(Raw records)
[START]

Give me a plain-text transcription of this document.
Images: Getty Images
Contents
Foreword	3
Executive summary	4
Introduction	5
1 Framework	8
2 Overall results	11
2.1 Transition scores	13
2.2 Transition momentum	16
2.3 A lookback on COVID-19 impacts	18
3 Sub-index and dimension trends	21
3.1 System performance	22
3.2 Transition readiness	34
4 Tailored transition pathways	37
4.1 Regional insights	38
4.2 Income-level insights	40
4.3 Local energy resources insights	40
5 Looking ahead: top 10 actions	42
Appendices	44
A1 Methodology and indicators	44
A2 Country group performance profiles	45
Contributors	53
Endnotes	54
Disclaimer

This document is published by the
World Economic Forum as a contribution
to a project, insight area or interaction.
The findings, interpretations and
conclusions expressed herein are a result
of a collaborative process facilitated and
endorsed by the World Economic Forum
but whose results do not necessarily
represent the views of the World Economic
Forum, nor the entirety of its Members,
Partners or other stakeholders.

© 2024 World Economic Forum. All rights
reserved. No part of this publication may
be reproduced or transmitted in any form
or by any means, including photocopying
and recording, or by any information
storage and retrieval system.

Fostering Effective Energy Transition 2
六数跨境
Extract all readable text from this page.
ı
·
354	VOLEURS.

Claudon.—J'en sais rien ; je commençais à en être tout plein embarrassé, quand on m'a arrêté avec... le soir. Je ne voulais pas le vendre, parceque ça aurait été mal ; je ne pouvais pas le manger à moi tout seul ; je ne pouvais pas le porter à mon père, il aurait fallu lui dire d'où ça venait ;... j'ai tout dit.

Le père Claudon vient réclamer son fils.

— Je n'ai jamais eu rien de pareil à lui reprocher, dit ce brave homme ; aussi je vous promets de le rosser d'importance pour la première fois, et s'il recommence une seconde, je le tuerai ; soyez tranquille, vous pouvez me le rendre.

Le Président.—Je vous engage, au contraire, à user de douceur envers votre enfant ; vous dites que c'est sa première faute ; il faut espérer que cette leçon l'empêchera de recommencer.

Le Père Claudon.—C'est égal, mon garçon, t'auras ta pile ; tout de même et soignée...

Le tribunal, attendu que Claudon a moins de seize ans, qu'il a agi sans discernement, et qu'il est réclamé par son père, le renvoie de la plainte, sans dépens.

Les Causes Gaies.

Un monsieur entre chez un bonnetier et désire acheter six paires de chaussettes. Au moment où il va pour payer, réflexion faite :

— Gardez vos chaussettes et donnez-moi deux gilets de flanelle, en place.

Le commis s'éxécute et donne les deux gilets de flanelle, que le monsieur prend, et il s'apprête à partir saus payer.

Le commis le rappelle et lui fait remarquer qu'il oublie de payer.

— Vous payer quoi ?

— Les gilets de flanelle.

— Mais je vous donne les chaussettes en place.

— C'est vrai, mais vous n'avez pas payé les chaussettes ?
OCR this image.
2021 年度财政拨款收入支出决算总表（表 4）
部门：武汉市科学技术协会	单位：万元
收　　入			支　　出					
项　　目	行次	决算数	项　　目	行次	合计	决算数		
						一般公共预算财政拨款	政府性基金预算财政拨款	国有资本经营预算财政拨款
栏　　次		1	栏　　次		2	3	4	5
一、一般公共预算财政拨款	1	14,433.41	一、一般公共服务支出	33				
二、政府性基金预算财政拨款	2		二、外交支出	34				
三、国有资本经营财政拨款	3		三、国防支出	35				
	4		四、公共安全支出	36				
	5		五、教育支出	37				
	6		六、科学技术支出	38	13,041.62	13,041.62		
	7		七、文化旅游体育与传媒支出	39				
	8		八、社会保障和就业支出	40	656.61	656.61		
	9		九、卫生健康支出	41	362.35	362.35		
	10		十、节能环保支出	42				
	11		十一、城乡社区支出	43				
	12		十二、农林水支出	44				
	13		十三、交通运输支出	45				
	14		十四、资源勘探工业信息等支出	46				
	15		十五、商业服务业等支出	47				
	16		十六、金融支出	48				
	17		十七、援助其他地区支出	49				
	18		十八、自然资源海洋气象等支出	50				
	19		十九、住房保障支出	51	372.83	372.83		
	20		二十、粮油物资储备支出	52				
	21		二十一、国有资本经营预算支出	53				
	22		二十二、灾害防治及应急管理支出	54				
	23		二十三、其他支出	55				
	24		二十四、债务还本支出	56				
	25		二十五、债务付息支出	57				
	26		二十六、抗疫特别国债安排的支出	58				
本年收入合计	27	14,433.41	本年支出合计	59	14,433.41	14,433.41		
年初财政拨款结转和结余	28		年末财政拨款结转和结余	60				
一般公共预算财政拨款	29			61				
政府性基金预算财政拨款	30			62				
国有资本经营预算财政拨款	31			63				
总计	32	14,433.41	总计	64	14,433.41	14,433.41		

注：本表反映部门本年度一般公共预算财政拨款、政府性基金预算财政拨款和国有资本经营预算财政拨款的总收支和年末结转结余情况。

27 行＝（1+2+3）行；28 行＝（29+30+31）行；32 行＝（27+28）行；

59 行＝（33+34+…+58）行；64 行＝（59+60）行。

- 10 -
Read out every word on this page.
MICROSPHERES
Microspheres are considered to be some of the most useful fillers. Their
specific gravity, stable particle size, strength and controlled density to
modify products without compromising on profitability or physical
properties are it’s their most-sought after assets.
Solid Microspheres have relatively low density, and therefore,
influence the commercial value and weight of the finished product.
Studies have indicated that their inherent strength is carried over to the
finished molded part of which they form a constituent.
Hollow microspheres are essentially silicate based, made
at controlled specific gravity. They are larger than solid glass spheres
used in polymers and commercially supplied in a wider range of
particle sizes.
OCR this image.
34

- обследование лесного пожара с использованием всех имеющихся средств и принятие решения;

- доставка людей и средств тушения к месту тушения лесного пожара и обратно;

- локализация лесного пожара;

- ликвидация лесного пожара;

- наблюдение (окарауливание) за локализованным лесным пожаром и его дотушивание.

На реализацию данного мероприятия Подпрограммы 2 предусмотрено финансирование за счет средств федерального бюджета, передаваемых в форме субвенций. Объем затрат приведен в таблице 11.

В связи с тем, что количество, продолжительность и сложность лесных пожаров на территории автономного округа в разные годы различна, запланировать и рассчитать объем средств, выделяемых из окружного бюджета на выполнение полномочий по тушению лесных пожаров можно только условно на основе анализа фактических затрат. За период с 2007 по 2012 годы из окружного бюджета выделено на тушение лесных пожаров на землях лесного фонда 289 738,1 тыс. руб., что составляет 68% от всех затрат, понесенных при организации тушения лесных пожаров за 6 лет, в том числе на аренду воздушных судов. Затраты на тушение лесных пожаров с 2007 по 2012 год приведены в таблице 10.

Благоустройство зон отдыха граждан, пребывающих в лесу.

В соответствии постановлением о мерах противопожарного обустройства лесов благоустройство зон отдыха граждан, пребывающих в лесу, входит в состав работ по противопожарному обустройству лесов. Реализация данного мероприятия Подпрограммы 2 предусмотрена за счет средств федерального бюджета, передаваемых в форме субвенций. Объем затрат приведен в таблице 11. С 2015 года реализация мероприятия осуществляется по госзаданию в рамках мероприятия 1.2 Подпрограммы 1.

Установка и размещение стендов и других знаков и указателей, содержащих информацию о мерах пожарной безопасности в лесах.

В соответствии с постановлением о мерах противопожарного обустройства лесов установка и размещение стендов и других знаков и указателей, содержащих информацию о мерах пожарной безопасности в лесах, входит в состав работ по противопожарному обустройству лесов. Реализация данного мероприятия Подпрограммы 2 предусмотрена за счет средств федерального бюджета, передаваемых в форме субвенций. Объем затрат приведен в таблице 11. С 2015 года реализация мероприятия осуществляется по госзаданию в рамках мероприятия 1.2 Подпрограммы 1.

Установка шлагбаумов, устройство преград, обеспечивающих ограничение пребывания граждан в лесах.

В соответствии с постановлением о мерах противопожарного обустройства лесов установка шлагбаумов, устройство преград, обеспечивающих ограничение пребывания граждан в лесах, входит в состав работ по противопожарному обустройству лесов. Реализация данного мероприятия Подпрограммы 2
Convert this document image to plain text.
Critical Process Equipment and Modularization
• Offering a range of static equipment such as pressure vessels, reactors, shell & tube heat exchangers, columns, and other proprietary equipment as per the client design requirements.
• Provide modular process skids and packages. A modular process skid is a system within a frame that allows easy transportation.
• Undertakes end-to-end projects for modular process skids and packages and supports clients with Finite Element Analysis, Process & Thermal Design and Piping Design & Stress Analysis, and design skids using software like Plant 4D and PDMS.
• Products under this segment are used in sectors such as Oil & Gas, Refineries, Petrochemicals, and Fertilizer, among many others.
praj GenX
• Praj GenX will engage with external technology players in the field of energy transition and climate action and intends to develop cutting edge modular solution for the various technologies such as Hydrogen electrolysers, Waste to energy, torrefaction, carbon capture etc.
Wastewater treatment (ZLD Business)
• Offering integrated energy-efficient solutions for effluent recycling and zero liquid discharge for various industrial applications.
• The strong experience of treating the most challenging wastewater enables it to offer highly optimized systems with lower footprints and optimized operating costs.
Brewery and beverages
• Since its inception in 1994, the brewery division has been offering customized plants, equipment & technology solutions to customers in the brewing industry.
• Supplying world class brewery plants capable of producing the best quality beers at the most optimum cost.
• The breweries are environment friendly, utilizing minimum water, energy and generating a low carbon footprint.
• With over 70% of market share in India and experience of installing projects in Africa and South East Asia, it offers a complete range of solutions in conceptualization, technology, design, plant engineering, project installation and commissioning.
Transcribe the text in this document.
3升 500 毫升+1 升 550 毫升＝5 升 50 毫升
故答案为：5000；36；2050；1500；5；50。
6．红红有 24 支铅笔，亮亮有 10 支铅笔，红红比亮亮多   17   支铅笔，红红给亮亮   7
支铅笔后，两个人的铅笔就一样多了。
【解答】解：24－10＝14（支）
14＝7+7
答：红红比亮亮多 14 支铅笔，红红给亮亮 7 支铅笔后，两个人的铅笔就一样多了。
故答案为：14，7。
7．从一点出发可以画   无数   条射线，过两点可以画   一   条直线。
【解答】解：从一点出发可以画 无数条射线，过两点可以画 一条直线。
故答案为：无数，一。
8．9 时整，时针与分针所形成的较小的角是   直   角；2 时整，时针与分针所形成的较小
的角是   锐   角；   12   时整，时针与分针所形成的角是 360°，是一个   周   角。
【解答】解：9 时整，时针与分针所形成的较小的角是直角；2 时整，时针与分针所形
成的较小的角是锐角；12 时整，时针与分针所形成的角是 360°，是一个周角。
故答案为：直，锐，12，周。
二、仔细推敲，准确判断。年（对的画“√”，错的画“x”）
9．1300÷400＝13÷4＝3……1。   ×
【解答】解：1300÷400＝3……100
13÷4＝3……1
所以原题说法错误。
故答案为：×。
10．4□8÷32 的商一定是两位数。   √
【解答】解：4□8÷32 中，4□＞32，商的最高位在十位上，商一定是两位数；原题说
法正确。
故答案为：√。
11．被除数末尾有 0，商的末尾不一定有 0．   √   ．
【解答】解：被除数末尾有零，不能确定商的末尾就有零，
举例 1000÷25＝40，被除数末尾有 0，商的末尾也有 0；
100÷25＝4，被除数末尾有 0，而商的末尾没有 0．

[END]

» EXERCISE DESCRIPTION
Copy all lines from the material that include "года".

» THE ANSWER
В соответствии постановлением о мерах противопожарного обустройства лесов благоустройство зон отдыха граждан, пребывающих в лесу, входит в состав работ по противопожарному обустройству лесов. Реализация данного мероприятия Подпрограммы 2 предусмотрена за счет средств федерального бюджета, передаваемых в форме субвенций. Объем затрат приведен в таблице 11. С 2015 года реализация мероприятия осуществляется по госзаданию в рамках мероприятия 1.2 Подпрограммы 1.
В соответствии с постановлением о мерах противопожарного обустройства лесов установка и размещение стендов и других знаков и указателей, содержащих информацию о мерах пожарной безопасности в лесах, входит в состав работ по противопожарному обустройству лесов. Реализация данного мероприятия Подпрограммы 2 предусмотрена за счет средств федерального бюджета, передаваемых в форме субвенций. Объем затрат приведен в таблице 11. С 2015 года реализация мероприятия осуществляется по госзаданию в рамках мероприятия 1.2 Подпрограммы 1.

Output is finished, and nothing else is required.